**Task directions**
Turn each line of the material below into an item in a numbered list, leaving out any blank lines.

**Available records**
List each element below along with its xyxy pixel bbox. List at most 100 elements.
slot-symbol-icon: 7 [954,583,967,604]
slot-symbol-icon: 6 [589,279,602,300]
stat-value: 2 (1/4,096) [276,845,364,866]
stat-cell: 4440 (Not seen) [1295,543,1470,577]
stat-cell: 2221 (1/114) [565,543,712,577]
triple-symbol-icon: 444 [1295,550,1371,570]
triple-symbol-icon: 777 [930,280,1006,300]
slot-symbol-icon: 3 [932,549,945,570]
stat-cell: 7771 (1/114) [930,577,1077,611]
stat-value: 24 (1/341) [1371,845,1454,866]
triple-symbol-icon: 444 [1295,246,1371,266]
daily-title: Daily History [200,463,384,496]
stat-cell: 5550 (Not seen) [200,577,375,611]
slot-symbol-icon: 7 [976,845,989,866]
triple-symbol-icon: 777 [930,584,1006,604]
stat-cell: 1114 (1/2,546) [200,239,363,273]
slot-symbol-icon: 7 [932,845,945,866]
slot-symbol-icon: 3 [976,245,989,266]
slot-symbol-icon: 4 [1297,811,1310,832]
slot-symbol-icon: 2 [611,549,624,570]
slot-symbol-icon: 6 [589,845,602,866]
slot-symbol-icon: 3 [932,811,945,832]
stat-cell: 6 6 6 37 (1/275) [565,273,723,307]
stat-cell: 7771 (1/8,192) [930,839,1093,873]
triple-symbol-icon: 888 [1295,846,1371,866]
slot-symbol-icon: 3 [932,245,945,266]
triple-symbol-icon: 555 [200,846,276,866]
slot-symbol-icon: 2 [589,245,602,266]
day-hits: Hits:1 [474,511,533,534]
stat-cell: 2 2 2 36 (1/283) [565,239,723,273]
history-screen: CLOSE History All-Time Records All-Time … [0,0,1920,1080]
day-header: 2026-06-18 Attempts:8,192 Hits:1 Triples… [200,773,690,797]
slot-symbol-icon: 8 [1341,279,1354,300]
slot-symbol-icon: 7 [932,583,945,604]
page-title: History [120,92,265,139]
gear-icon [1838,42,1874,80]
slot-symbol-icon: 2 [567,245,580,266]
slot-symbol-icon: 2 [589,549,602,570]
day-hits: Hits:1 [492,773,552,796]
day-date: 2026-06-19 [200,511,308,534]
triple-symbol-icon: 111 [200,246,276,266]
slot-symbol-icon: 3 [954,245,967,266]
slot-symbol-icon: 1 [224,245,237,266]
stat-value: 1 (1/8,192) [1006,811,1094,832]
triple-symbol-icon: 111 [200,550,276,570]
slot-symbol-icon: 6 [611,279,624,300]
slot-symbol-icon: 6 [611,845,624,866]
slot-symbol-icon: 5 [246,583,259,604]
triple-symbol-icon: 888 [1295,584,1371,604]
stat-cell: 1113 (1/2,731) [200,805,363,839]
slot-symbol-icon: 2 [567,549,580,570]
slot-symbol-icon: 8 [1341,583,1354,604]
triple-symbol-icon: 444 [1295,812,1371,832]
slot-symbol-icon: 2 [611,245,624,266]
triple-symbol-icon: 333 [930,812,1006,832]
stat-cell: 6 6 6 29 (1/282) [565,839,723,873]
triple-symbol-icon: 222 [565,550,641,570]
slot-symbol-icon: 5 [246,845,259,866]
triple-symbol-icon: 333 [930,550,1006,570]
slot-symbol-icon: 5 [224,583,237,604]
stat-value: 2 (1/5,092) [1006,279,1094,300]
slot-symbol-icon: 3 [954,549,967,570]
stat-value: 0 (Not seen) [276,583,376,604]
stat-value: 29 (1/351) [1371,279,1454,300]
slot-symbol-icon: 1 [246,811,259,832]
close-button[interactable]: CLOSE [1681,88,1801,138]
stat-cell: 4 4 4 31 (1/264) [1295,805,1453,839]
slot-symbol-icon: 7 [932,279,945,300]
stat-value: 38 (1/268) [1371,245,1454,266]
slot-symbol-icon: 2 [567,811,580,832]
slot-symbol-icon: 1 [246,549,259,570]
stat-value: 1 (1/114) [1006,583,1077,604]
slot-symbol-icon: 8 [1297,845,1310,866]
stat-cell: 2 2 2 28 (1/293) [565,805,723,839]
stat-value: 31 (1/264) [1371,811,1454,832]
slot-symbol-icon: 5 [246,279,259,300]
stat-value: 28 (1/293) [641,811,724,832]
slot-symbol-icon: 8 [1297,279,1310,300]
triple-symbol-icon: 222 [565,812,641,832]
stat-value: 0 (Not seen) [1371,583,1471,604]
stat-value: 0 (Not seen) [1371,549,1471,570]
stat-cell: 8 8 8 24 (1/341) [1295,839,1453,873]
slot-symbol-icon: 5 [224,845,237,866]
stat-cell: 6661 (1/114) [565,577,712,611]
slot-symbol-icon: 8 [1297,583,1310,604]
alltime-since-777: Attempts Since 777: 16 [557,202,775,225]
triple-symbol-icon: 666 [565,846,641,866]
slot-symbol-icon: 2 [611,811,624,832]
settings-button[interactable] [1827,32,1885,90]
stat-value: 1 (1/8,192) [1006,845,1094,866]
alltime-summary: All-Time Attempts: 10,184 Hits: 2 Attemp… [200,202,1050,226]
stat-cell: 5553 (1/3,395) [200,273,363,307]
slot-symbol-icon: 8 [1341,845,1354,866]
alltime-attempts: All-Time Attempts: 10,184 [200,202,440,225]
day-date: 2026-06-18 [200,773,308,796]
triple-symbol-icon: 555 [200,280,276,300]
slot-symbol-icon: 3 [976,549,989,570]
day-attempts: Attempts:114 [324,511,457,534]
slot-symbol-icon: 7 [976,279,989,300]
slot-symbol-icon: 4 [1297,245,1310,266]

**Answer to this task**
1. List each element below along with its xyxy pixel bbox. List at most 100 elements.
2. slot-symbol-icon: 7 [954,583,967,604]
3. slot-symbol-icon: 6 [589,279,602,300]
4. stat-value: 2 (1/4,096) [276,845,364,866]
5. stat-cell: 4440 (Not seen) [1295,543,1470,577]
6. stat-cell: 2221 (1/114) [565,543,712,577]
7. triple-symbol-icon: 444 [1295,550,1371,570]
8. triple-symbol-icon: 777 [930,280,1006,300]
9. slot-symbol-icon: 3 [932,549,945,570]
10. stat-cell: 7771 (1/114) [930,577,1077,611]
11. stat-value: 24 (1/341) [1371,845,1454,866]
12. triple-symbol-icon: 444 [1295,246,1371,266]
13. daily-title: Daily History [200,463,384,496]
14. stat-cell: 5550 (Not seen) [200,577,375,611]
15. slot-symbol-icon: 7 [976,845,989,866]
16. triple-symbol-icon: 777 [930,584,1006,604]
17. stat-cell: 1114 (1/2,546) [200,239,363,273]
18. slot-symbol-icon: 7 [932,845,945,866]
19. slot-symbol-icon: 3 [976,245,989,266]
20. slot-symbol-icon: 4 [1297,811,1310,832]
21. slot-symbol-icon: 2 [611,549,624,570]
22. slot-symbol-icon: 6 [589,845,602,866]
23. slot-symbol-icon: 3 [932,811,945,832]
24. stat-cell: 6 6 6 37 (1/275) [565,273,723,307]
25. stat-cell: 7771 (1/8,192) [930,839,1093,873]
26. triple-symbol-icon: 888 [1295,846,1371,866]
27. slot-symbol-icon: 3 [932,245,945,266]
28. triple-symbol-icon: 555 [200,846,276,866]
29. slot-symbol-icon: 2 [589,245,602,266]
30. day-hits: Hits:1 [474,511,533,534]
31. stat-cell: 2 2 2 36 (1/283) [565,239,723,273]
32. history-screen: CLOSE History All-Time Records All-Time … [0,0,1920,1080]
33. day-header: 2026-06-18 Attempts:8,192 Hits:1 Triples… [200,773,690,797]
34. slot-symbol-icon: 8 [1341,279,1354,300]
35. slot-symbol-icon: 7 [932,583,945,604]
36. page-title: History [120,92,265,139]
37. gear-icon [1838,42,1874,80]
38. slot-symbol-icon: 2 [567,245,580,266]
39. slot-symbol-icon: 2 [589,549,602,570]
40. day-hits: Hits:1 [492,773,552,796]
41. day-date: 2026-06-19 [200,511,308,534]
42. triple-symbol-icon: 111 [200,246,276,266]
43. slot-symbol-icon: 3 [954,245,967,266]
44. slot-symbol-icon: 1 [224,245,237,266]
45. stat-value: 1 (1/8,192) [1006,811,1094,832]
46. triple-symbol-icon: 111 [200,550,276,570]
47. slot-symbol-icon: 6 [611,279,624,300]
48. slot-symbol-icon: 6 [611,845,624,866]
49. slot-symbol-icon: 5 [246,583,259,604]
50. triple-symbol-icon: 888 [1295,584,1371,604]
51. stat-cell: 1113 (1/2,731) [200,805,363,839]
52. slot-symbol-icon: 2 [567,549,580,570]
53. slot-symbol-icon: 8 [1341,583,1354,604]
54. triple-symbol-icon: 444 [1295,812,1371,832]
55. slot-symbol-icon: 2 [611,245,624,266]
56. triple-symbol-icon: 333 [930,812,1006,832]
57. stat-cell: 6 6 6 29 (1/282) [565,839,723,873]
58. triple-symbol-icon: 222 [565,550,641,570]
59. slot-symbol-icon: 5 [246,845,259,866]
60. triple-symbol-icon: 333 [930,550,1006,570]
61. slot-symbol-icon: 5 [224,583,237,604]
62. stat-value: 2 (1/5,092) [1006,279,1094,300]
63. slot-symbol-icon: 3 [954,549,967,570]
64. stat-value: 0 (Not seen) [276,583,376,604]
65. stat-value: 29 (1/351) [1371,279,1454,300]
66. slot-symbol-icon: 1 [246,811,259,832]
67. close-button[interactable]: CLOSE [1681,88,1801,138]
68. stat-cell: 4 4 4 31 (1/264) [1295,805,1453,839]
69. slot-symbol-icon: 7 [932,279,945,300]
70. stat-value: 38 (1/268) [1371,245,1454,266]
71. slot-symbol-icon: 2 [567,811,580,832]
72. slot-symbol-icon: 1 [246,549,259,570]
73. stat-value: 1 (1/114) [1006,583,1077,604]
74. slot-symbol-icon: 8 [1297,845,1310,866]
75. stat-cell: 2 2 2 28 (1/293) [565,805,723,839]
76. stat-value: 31 (1/264) [1371,811,1454,832]
77. slot-symbol-icon: 5 [246,279,259,300]
78. stat-value: 28 (1/293) [641,811,724,832]
79. slot-symbol-icon: 8 [1297,279,1310,300]
80. triple-symbol-icon: 222 [565,812,641,832]
81. stat-value: 0 (Not seen) [1371,583,1471,604]
82. stat-value: 0 (Not seen) [1371,549,1471,570]
83. stat-cell: 8 8 8 24 (1/341) [1295,839,1453,873]
84. slot-symbol-icon: 5 [224,845,237,866]
85. stat-cell: 6661 (1/114) [565,577,712,611]
86. slot-symbol-icon: 8 [1297,583,1310,604]
87. alltime-since-777: Attempts Since 777: 16 [557,202,775,225]
88. triple-symbol-icon: 666 [565,846,641,866]
89. slot-symbol-icon: 2 [611,811,624,832]
90. settings-button[interactable] [1827,32,1885,90]
91. stat-value: 1 (1/8,192) [1006,845,1094,866]
92. alltime-summary: All-Time Attempts: 10,184 Hits: 2 Attemp… [200,202,1050,226]
93. stat-cell: 5553 (1/3,395) [200,273,363,307]
94. slot-symbol-icon: 8 [1341,845,1354,866]
95. alltime-attempts: All-Time Attempts: 10,184 [200,202,440,225]
96. day-date: 2026-06-18 [200,773,308,796]
97. triple-symbol-icon: 555 [200,280,276,300]
98. slot-symbol-icon: 3 [976,549,989,570]
99. day-attempts: Attempts:114 [324,511,457,534]
100. slot-symbol-icon: 7 [976,279,989,300]
101. slot-symbol-icon: 4 [1297,245,1310,266]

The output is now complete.